## [TASK TO CARRY OUT]
Go through the entries below and write each one out exactly.
* start DATA EXTRACT *
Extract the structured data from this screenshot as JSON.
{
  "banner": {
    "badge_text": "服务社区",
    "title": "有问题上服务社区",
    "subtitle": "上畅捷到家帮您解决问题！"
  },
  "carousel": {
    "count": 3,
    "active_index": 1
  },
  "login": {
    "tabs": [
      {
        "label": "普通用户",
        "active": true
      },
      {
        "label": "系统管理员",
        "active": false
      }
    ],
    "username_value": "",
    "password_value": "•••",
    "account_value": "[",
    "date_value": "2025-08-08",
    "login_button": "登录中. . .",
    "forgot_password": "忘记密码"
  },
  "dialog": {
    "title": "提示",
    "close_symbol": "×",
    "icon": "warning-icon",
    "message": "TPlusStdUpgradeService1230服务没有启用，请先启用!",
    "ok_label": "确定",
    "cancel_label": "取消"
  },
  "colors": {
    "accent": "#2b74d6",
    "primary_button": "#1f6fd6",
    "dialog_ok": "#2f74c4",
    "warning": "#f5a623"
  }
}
* end DATA EXTRACT *
## [WRITTEN RESPONSE]
Extract the structured data from this screenshot as JSON.
{
  "banner": {
    "badge_text": "服务社区",
    "title": "有问题上服务社区",
    "subtitle": "上畅捷到家帮您解决问题！"
  },
  "carousel": {
    "count": 3,
    "active_index": 1
  },
  "login": {
    "tabs": [
      {
        "label": "普通用户",
        "active": true
      },
      {
        "label": "系统管理员",
        "active": false
      }
    ],
    "username_value": "",
    "password_value": "•••",
    "account_value": "[",
    "date_value": "2025-08-08",
    "login_button": "登录中. . .",
    "forgot_password": "忘记密码"
  },
  "dialog": {
    "title": "提示",
    "close_symbol": "×",
    "icon": "warning-icon",
    "message": "TPlusStdUpgradeService1230服务没有启用，请先启用!",
    "ok_label": "确定",
    "cancel_label": "取消"
  },
  "colors": {
    "accent": "#2b74d6",
    "primary_button": "#1f6fd6",
    "dialog_ok": "#2f74c4",
    "warning": "#f5a623"
  }
}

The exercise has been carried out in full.